• **Stated goal**
What follows is a block of records; restate each one word for word.

╭─ Supplied data

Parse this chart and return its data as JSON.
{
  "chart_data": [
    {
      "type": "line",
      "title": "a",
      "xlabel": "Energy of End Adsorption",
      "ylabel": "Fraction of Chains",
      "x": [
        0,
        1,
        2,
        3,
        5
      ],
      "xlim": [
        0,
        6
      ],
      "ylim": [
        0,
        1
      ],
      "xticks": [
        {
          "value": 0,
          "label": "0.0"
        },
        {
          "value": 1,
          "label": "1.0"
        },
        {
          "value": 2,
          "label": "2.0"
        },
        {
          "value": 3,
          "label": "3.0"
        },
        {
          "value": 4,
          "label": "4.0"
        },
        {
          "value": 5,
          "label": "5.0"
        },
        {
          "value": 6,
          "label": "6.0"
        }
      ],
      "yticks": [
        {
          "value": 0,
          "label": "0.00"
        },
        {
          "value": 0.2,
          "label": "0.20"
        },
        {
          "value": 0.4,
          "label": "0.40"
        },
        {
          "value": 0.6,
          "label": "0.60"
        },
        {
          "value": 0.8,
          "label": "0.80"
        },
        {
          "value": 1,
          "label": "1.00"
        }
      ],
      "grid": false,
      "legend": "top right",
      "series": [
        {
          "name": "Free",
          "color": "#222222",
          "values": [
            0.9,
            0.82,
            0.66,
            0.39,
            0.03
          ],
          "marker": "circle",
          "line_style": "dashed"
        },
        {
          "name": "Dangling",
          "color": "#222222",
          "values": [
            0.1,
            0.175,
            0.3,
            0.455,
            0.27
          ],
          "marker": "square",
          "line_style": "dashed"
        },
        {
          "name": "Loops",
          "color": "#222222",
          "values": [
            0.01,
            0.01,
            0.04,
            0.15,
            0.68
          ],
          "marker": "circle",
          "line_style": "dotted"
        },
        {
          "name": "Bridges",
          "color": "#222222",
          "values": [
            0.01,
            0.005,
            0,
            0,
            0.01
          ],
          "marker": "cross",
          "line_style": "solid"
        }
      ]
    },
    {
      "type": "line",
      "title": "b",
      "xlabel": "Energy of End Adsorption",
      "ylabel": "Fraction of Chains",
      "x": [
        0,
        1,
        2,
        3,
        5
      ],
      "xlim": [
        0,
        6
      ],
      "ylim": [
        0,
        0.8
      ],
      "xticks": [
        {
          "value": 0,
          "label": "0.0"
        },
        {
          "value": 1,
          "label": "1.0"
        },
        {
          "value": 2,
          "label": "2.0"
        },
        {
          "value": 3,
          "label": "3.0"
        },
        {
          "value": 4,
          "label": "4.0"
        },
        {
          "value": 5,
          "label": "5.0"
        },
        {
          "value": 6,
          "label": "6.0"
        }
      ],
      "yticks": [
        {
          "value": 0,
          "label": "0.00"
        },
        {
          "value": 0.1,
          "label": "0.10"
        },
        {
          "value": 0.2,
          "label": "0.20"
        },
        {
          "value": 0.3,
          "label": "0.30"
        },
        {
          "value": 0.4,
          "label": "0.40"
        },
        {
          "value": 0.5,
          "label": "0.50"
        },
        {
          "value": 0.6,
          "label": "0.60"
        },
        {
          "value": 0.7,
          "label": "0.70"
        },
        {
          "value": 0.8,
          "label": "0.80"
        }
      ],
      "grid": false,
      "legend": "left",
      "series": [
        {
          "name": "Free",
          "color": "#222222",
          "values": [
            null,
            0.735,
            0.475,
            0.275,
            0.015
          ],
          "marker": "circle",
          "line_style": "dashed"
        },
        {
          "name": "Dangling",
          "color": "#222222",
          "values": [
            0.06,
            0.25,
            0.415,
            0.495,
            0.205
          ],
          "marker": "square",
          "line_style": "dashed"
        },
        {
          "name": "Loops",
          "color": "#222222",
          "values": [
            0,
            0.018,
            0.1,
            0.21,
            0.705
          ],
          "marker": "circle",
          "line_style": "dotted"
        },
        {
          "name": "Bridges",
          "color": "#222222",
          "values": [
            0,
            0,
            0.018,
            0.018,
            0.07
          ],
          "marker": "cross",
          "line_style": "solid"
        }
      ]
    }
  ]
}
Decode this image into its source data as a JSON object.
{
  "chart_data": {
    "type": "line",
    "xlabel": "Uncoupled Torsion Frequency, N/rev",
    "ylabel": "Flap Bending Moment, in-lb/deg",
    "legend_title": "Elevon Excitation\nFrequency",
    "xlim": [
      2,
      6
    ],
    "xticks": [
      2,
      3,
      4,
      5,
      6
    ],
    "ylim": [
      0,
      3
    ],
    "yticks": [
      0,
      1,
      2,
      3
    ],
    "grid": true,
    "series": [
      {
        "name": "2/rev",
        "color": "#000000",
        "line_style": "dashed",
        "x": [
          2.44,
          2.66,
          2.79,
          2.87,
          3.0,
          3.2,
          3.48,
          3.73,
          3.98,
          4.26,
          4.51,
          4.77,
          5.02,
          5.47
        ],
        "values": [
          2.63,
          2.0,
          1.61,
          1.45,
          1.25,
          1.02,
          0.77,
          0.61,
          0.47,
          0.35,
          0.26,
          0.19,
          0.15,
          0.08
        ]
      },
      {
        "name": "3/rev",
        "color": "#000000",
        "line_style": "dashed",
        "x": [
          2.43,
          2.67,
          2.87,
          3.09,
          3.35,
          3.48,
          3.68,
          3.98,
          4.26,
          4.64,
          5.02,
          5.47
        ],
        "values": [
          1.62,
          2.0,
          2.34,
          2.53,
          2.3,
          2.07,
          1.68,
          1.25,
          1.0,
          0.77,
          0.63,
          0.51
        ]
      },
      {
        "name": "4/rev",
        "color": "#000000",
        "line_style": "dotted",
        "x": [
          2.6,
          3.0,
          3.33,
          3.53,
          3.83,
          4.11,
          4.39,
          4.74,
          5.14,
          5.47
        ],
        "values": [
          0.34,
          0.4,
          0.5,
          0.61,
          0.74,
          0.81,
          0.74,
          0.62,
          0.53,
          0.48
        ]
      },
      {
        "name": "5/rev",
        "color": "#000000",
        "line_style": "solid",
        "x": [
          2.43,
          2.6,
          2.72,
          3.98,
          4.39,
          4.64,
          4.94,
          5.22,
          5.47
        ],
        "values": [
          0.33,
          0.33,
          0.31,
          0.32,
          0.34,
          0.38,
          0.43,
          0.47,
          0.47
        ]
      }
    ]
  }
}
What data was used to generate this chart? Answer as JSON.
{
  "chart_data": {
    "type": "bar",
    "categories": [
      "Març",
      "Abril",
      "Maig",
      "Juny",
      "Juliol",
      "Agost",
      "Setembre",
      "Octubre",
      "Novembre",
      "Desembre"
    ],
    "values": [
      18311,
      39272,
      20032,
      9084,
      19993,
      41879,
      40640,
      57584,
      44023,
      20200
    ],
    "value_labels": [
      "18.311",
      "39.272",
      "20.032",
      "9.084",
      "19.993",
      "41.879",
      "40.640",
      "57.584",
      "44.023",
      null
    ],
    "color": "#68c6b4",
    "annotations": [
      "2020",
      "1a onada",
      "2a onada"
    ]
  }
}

╰─

• **The solution**
Parse this chart and return its data as JSON.
{
  "chart_data": [
    {
      "type": "line",
      "title": "a",
      "xlabel": "Energy of End Adsorption",
      "ylabel": "Fraction of Chains",
      "x": [
        0,
        1,
        2,
        3,
        5
      ],
      "xlim": [
        0,
        6
      ],
      "ylim": [
        0,
        1
      ],
      "xticks": [
        {
          "value": 0,
          "label": "0.0"
        },
        {
          "value": 1,
          "label": "1.0"
        },
        {
          "value": 2,
          "label": "2.0"
        },
        {
          "value": 3,
          "label": "3.0"
        },
        {
          "value": 4,
          "label": "4.0"
        },
        {
          "value": 5,
          "label": "5.0"
        },
        {
          "value": 6,
          "label": "6.0"
        }
      ],
      "yticks": [
        {
          "value": 0,
          "label": "0.00"
        },
        {
          "value": 0.2,
          "label": "0.20"
        },
        {
          "value": 0.4,
          "label": "0.40"
        },
        {
          "value": 0.6,
          "label": "0.60"
        },
        {
          "value": 0.8,
          "label": "0.80"
        },
        {
          "value": 1,
          "label": "1.00"
        }
      ],
      "grid": false,
      "legend": "top right",
      "series": [
        {
          "name": "Free",
          "color": "#222222",
          "values": [
            0.9,
            0.82,
            0.66,
            0.39,
            0.03
          ],
          "marker": "circle",
          "line_style": "dashed"
        },
        {
          "name": "Dangling",
          "color": "#222222",
          "values": [
            0.1,
            0.175,
            0.3,
            0.455,
            0.27
          ],
          "marker": "square",
          "line_style": "dashed"
        },
        {
          "name": "Loops",
          "color": "#222222",
          "values": [
            0.01,
            0.01,
            0.04,
            0.15,
            0.68
          ],
          "marker": "circle",
          "line_style": "dotted"
        },
        {
          "name": "Bridges",
          "color": "#222222",
          "values": [
            0.01,
            0.005,
            0,
            0,
            0.01
          ],
          "marker": "cross",
          "line_style": "solid"
        }
      ]
    },
    {
      "type": "line",
      "title": "b",
      "xlabel": "Energy of End Adsorption",
      "ylabel": "Fraction of Chains",
      "x": [
        0,
        1,
        2,
        3,
        5
      ],
      "xlim": [
        0,
        6
      ],
      "ylim": [
        0,
        0.8
      ],
      "xticks": [
        {
          "value": 0,
          "label": "0.0"
        },
        {
          "value": 1,
          "label": "1.0"
        },
        {
          "value": 2,
          "label": "2.0"
        },
        {
          "value": 3,
          "label": "3.0"
        },
        {
          "value": 4,
          "label": "4.0"
        },
        {
          "value": 5,
          "label": "5.0"
        },
        {
          "value": 6,
          "label": "6.0"
        }
      ],
      "yticks": [
        {
          "value": 0,
          "label": "0.00"
        },
        {
          "value": 0.1,
          "label": "0.10"
        },
        {
          "value": 0.2,
          "label": "0.20"
        },
        {
          "value": 0.3,
          "label": "0.30"
        },
        {
          "value": 0.4,
          "label": "0.40"
        },
        {
          "value": 0.5,
          "label": "0.50"
        },
        {
          "value": 0.6,
          "label": "0.60"
        },
        {
          "value": 0.7,
          "label": "0.70"
        },
        {
          "value": 0.8,
          "label": "0.80"
        }
      ],
      "grid": false,
      "legend": "left",
      "series": [
        {
          "name": "Free",
          "color": "#222222",
          "values": [
            null,
            0.735,
            0.475,
            0.275,
            0.015
          ],
          "marker": "circle",
          "line_style": "dashed"
        },
        {
          "name": "Dangling",
          "color": "#222222",
          "values": [
            0.06,
            0.25,
            0.415,
            0.495,
            0.205
          ],
          "marker": "square",
          "line_style": "dashed"
        },
        {
          "name": "Loops",
          "color": "#222222",
          "values": [
            0,
            0.018,
            0.1,
            0.21,
            0.705
          ],
          "marker": "circle",
          "line_style": "dotted"
        },
        {
          "name": "Bridges",
          "color": "#222222",
          "values": [
            0,
            0,
            0.018,
            0.018,
            0.07
          ],
          "marker": "cross",
          "line_style": "solid"
        }
      ]
    }
  ]
}
Decode this image into its source data as a JSON object.
{
  "chart_data": {
    "type": "line",
    "xlabel": "Uncoupled Torsion Frequency, N/rev",
    "ylabel": "Flap Bending Moment, in-lb/deg",
    "legend_title": "Elevon Excitation\nFrequency",
    "xlim": [
      2,
      6
    ],
    "xticks": [
      2,
      3,
      4,
      5,
      6
    ],
    "ylim": [
      0,
      3
    ],
    "yticks": [
      0,
      1,
      2,
      3
    ],
    "grid": true,
    "series": [
      {
        "name": "2/rev",
        "color": "#000000",
        "line_style": "dashed",
        "x": [
          2.44,
          2.66,
          2.79,
          2.87,
          3.0,
          3.2,
          3.48,
          3.73,
          3.98,
          4.26,
          4.51,
          4.77,
          5.02,
          5.47
        ],
        "values": [
          2.63,
          2.0,
          1.61,
          1.45,
          1.25,
          1.02,
          0.77,
          0.61,
          0.47,
          0.35,
          0.26,
          0.19,
          0.15,
          0.08
        ]
      },
      {
        "name": "3/rev",
        "color": "#000000",
        "line_style": "dashed",
        "x": [
          2.43,
          2.67,
          2.87,
          3.09,
          3.35,
          3.48,
          3.68,
          3.98,
          4.26,
          4.64,
          5.02,
          5.47
        ],
        "values": [
          1.62,
          2.0,
          2.34,
          2.53,
          2.3,
          2.07,
          1.68,
          1.25,
          1.0,
          0.77,
          0.63,
          0.51
        ]
      },
      {
        "name": "4/rev",
        "color": "#000000",
        "line_style": "dotted",
        "x": [
          2.6,
          3.0,
          3.33,
          3.53,
          3.83,
          4.11,
          4.39,
          4.74,
          5.14,
          5.47
        ],
        "values": [
          0.34,
          0.4,
          0.5,
          0.61,
          0.74,
          0.81,
          0.74,
          0.62,
          0.53,
          0.48
        ]
      },
      {
        "name": "5/rev",
        "color": "#000000",
        "line_style": "solid",
        "x": [
          2.43,
          2.6,
          2.72,
          3.98,
          4.39,
          4.64,
          4.94,
          5.22,
          5.47
        ],
        "values": [
          0.33,
          0.33,
          0.31,
          0.32,
          0.34,
          0.38,
          0.43,
          0.47,
          0.47
        ]
      }
    ]
  }
}
What data was used to generate this chart? Answer as JSON.
{
  "chart_data": {
    "type": "bar",
    "categories": [
      "Març",
      "Abril",
      "Maig",
      "Juny",
      "Juliol",
      "Agost",
      "Setembre",
      "Octubre",
      "Novembre",
      "Desembre"
    ],
    "values": [
      18311,
      39272,
      20032,
      9084,
      19993,
      41879,
      40640,
      57584,
      44023,
      20200
    ],
    "value_labels": [
      "18.311",
      "39.272",
      "20.032",
      "9.084",
      "19.993",
      "41.879",
      "40.640",
      "57.584",
      "44.023",
      null
    ],
    "color": "#68c6b4",
    "annotations": [
      "2020",
      "1a onada",
      "2a onada"
    ]
  }
}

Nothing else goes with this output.